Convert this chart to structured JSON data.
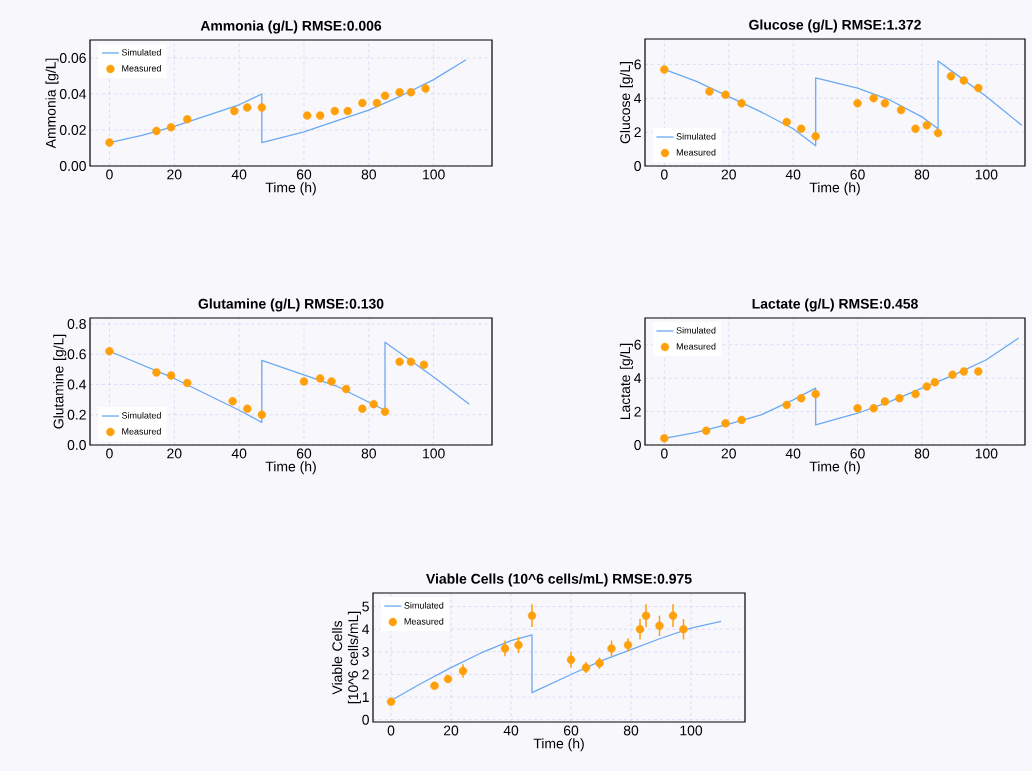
{
  "chart_data": [
    {
      "type": "line",
      "title": "Ammonia (g/L) RMSE:0.006",
      "xlabel": "Time (h)",
      "ylabel": "Ammonia [g/L]",
      "xlim": [
        -6,
        118
      ],
      "ylim": [
        0,
        0.07
      ],
      "xticks": [
        0,
        20,
        40,
        60,
        80,
        100
      ],
      "yticks": [
        {
          "value": 0,
          "label": "0.00"
        },
        {
          "value": 0.02,
          "label": "0.02"
        },
        {
          "value": 0.04,
          "label": "0.04"
        },
        {
          "value": 0.06,
          "label": "0.06"
        }
      ],
      "grid": true,
      "legend": "top left",
      "series": [
        {
          "name": "Simulated",
          "color": "#6aa9f0",
          "x": [
            0,
            10,
            20,
            30,
            40,
            47,
            47,
            60,
            70,
            80,
            90,
            100,
            110
          ],
          "values": [
            0.013,
            0.017,
            0.022,
            0.028,
            0.034,
            0.04,
            0.013,
            0.019,
            0.025,
            0.031,
            0.039,
            0.048,
            0.059
          ]
        },
        {
          "name": "Measured",
          "type": "scatter",
          "marker": "circle",
          "color": "#ff9f0a",
          "x": [
            0,
            14.5,
            19,
            24,
            38.5,
            42.5,
            47,
            61,
            65,
            69.5,
            73.5,
            78,
            82.5,
            85,
            89.5,
            93,
            97.5
          ],
          "values": [
            0.013,
            0.0195,
            0.0215,
            0.026,
            0.0305,
            0.0325,
            0.0325,
            0.028,
            0.028,
            0.0305,
            0.0305,
            0.035,
            0.035,
            0.039,
            0.041,
            0.041,
            0.043
          ]
        }
      ]
    },
    {
      "type": "line",
      "title": "Glucose (g/L) RMSE:1.372",
      "xlabel": "Time (h)",
      "ylabel": "Glucose [g/L]",
      "xlim": [
        -6,
        112
      ],
      "ylim": [
        0,
        7.5
      ],
      "xticks": [
        0,
        20,
        40,
        60,
        80,
        100
      ],
      "yticks": [
        0,
        2,
        4,
        6
      ],
      "grid": true,
      "legend": "bottom left",
      "series": [
        {
          "name": "Simulated",
          "color": "#6aa9f0",
          "x": [
            0,
            10,
            20,
            30,
            40,
            47,
            47,
            60,
            70,
            80,
            85,
            85,
            90,
            100,
            111
          ],
          "values": [
            5.7,
            5.0,
            4.1,
            3.2,
            2.2,
            1.2,
            5.2,
            4.6,
            3.9,
            2.9,
            2.2,
            6.2,
            5.5,
            4.1,
            2.4
          ]
        },
        {
          "name": "Measured",
          "type": "scatter",
          "marker": "circle",
          "color": "#ff9f0a",
          "x": [
            0,
            14,
            19,
            24,
            38,
            42.5,
            47,
            60,
            65,
            68.5,
            73.5,
            78,
            81.5,
            85,
            89,
            93,
            97.5
          ],
          "values": [
            5.7,
            4.4,
            4.2,
            3.7,
            2.6,
            2.2,
            1.75,
            3.7,
            4.0,
            3.7,
            3.3,
            2.2,
            2.4,
            1.95,
            5.3,
            5.05,
            4.6
          ]
        }
      ]
    },
    {
      "type": "line",
      "title": "Glutamine (g/L) RMSE:0.130",
      "xlabel": "Time (h)",
      "ylabel": "Glutamine [g/L]",
      "xlim": [
        -6,
        118
      ],
      "ylim": [
        0,
        0.84
      ],
      "xticks": [
        0,
        20,
        40,
        60,
        80,
        100
      ],
      "yticks": [
        {
          "value": 0,
          "label": "0.0"
        },
        {
          "value": 0.2,
          "label": "0.2"
        },
        {
          "value": 0.4,
          "label": "0.4"
        },
        {
          "value": 0.6,
          "label": "0.6"
        },
        {
          "value": 0.8,
          "label": "0.8"
        }
      ],
      "grid": true,
      "legend": "bottom left",
      "series": [
        {
          "name": "Simulated",
          "color": "#6aa9f0",
          "x": [
            0,
            20,
            40,
            47,
            47,
            70,
            85,
            85,
            100,
            111
          ],
          "values": [
            0.62,
            0.44,
            0.23,
            0.15,
            0.56,
            0.39,
            0.23,
            0.68,
            0.45,
            0.27
          ]
        },
        {
          "name": "Measured",
          "type": "scatter",
          "marker": "circle",
          "color": "#ff9f0a",
          "x": [
            0,
            14.5,
            19,
            24,
            38,
            42.5,
            47,
            60,
            65,
            68.5,
            73,
            78,
            81.5,
            85,
            89.5,
            93,
            97
          ],
          "values": [
            0.62,
            0.48,
            0.46,
            0.41,
            0.29,
            0.24,
            0.2,
            0.42,
            0.44,
            0.42,
            0.37,
            0.24,
            0.27,
            0.22,
            0.55,
            0.55,
            0.53
          ]
        }
      ]
    },
    {
      "type": "line",
      "title": "Lactate (g/L) RMSE:0.458",
      "xlabel": "Time (h)",
      "ylabel": "Lactate [g/L]",
      "xlim": [
        -6,
        112
      ],
      "ylim": [
        0,
        7.6
      ],
      "xticks": [
        0,
        20,
        40,
        60,
        80,
        100
      ],
      "yticks": [
        0,
        2,
        4,
        6
      ],
      "grid": true,
      "legend": "top left",
      "series": [
        {
          "name": "Simulated",
          "color": "#6aa9f0",
          "x": [
            0,
            10,
            20,
            30,
            40,
            47,
            47,
            60,
            70,
            80,
            90,
            100,
            110
          ],
          "values": [
            0.4,
            0.75,
            1.25,
            1.8,
            2.7,
            3.4,
            1.2,
            1.9,
            2.6,
            3.4,
            4.2,
            5.1,
            6.4
          ]
        },
        {
          "name": "Measured",
          "type": "scatter",
          "marker": "circle",
          "color": "#ff9f0a",
          "x": [
            0,
            13,
            19,
            24,
            38,
            42.5,
            47,
            60,
            65,
            68.5,
            73,
            78,
            81.5,
            84,
            89.5,
            93,
            97.5
          ],
          "values": [
            0.4,
            0.85,
            1.3,
            1.5,
            2.4,
            2.8,
            3.05,
            2.2,
            2.2,
            2.6,
            2.8,
            3.05,
            3.5,
            3.75,
            4.2,
            4.4,
            4.4
          ]
        }
      ]
    },
    {
      "type": "line",
      "title": "Viable Cells (10^6 cells/mL) RMSE:0.975",
      "xlabel": "Time (h)",
      "ylabel": "Viable Cells [10^6 cells/mL]",
      "xlim": [
        -6,
        118
      ],
      "ylim": [
        -0.1,
        5.6
      ],
      "xticks": [
        0,
        20,
        40,
        60,
        80,
        100
      ],
      "yticks": [
        0,
        1,
        2,
        3,
        4,
        5
      ],
      "grid": true,
      "legend": "top left",
      "series": [
        {
          "name": "Simulated",
          "color": "#6aa9f0",
          "x": [
            0,
            10,
            20,
            30,
            40,
            47,
            47,
            60,
            70,
            80,
            90,
            100,
            110
          ],
          "values": [
            0.85,
            1.6,
            2.3,
            2.95,
            3.5,
            3.75,
            1.2,
            2.0,
            2.6,
            3.1,
            3.6,
            4.05,
            4.35
          ]
        },
        {
          "name": "Measured",
          "type": "scatter",
          "marker": "circle",
          "color": "#ff9f0a",
          "x": [
            0,
            14.5,
            19,
            24,
            38,
            42.5,
            47,
            60,
            65,
            69.5,
            73.5,
            79,
            83,
            85,
            89.5,
            94,
            97.5
          ],
          "values": [
            0.8,
            1.5,
            1.8,
            2.15,
            3.15,
            3.3,
            4.6,
            2.65,
            2.3,
            2.5,
            3.15,
            3.3,
            4.0,
            4.6,
            4.15,
            4.6,
            4.0
          ],
          "errors": [
            null,
            null,
            null,
            0.3,
            0.35,
            0.35,
            0.5,
            0.35,
            0.25,
            0.25,
            0.35,
            0.3,
            0.45,
            0.5,
            0.45,
            0.5,
            0.45
          ]
        }
      ]
    }
  ]
}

---

Exercise details - How many lines of the listing include the string "Ammonia"? Give only the number.

Worked solution - 2